Data entries:

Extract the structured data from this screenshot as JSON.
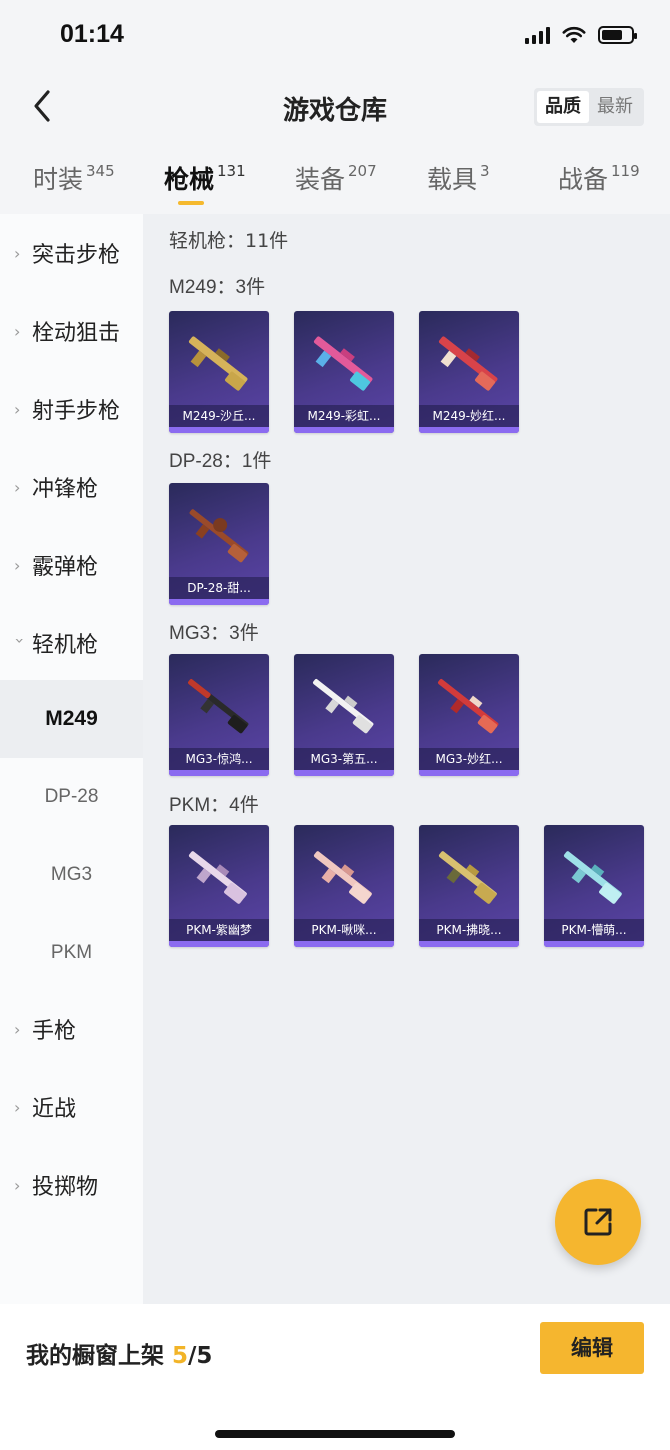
{
  "status": {
    "time": "01:14"
  },
  "nav": {
    "title": "游戏仓库",
    "sort_quality": "品质",
    "sort_latest": "最新"
  },
  "tabs": [
    {
      "label": "时装",
      "count": "345"
    },
    {
      "label": "枪械",
      "count": "131"
    },
    {
      "label": "装备",
      "count": "207"
    },
    {
      "label": "载具",
      "count": "3"
    },
    {
      "label": "战备",
      "count": "119"
    }
  ],
  "sidebar": {
    "items": [
      {
        "label": "突击步枪"
      },
      {
        "label": "栓动狙击"
      },
      {
        "label": "射手步枪"
      },
      {
        "label": "冲锋枪"
      },
      {
        "label": "霰弹枪"
      },
      {
        "label": "轻机枪"
      }
    ],
    "subitems": [
      {
        "label": "M249"
      },
      {
        "label": "DP-28"
      },
      {
        "label": "MG3"
      },
      {
        "label": "PKM"
      }
    ],
    "more": [
      {
        "label": "手枪"
      },
      {
        "label": "近战"
      },
      {
        "label": "投掷物"
      }
    ]
  },
  "main": {
    "total": "轻机枪：11件",
    "groups": [
      {
        "title": "M249：3件",
        "cards": [
          "M249-沙丘...",
          "M249-彩虹...",
          "M249-妙红..."
        ]
      },
      {
        "title": "DP-28：1件",
        "cards": [
          "DP-28-甜..."
        ]
      },
      {
        "title": "MG3：3件",
        "cards": [
          "MG3-惊鸿...",
          "MG3-第五...",
          "MG3-妙红..."
        ]
      },
      {
        "title": "PKM：4件",
        "cards": [
          "PKM-紫幽梦",
          "PKM-啾咪...",
          "PKM-拂晓...",
          "PKM-懵萌..."
        ]
      }
    ]
  },
  "bottom": {
    "shelf_label": "我的橱窗上架 ",
    "shelf_current": "5",
    "shelf_total": "/5",
    "edit_label": "编辑"
  },
  "colors": {
    "accent": "#f5b62f",
    "card_top": "#2a2a5a",
    "card_bottom": "#5b45a8"
  }
}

[Prompt] Compute the number of lines above that contain the string "count". Reply with that value only.

[Reply to the exercise] 5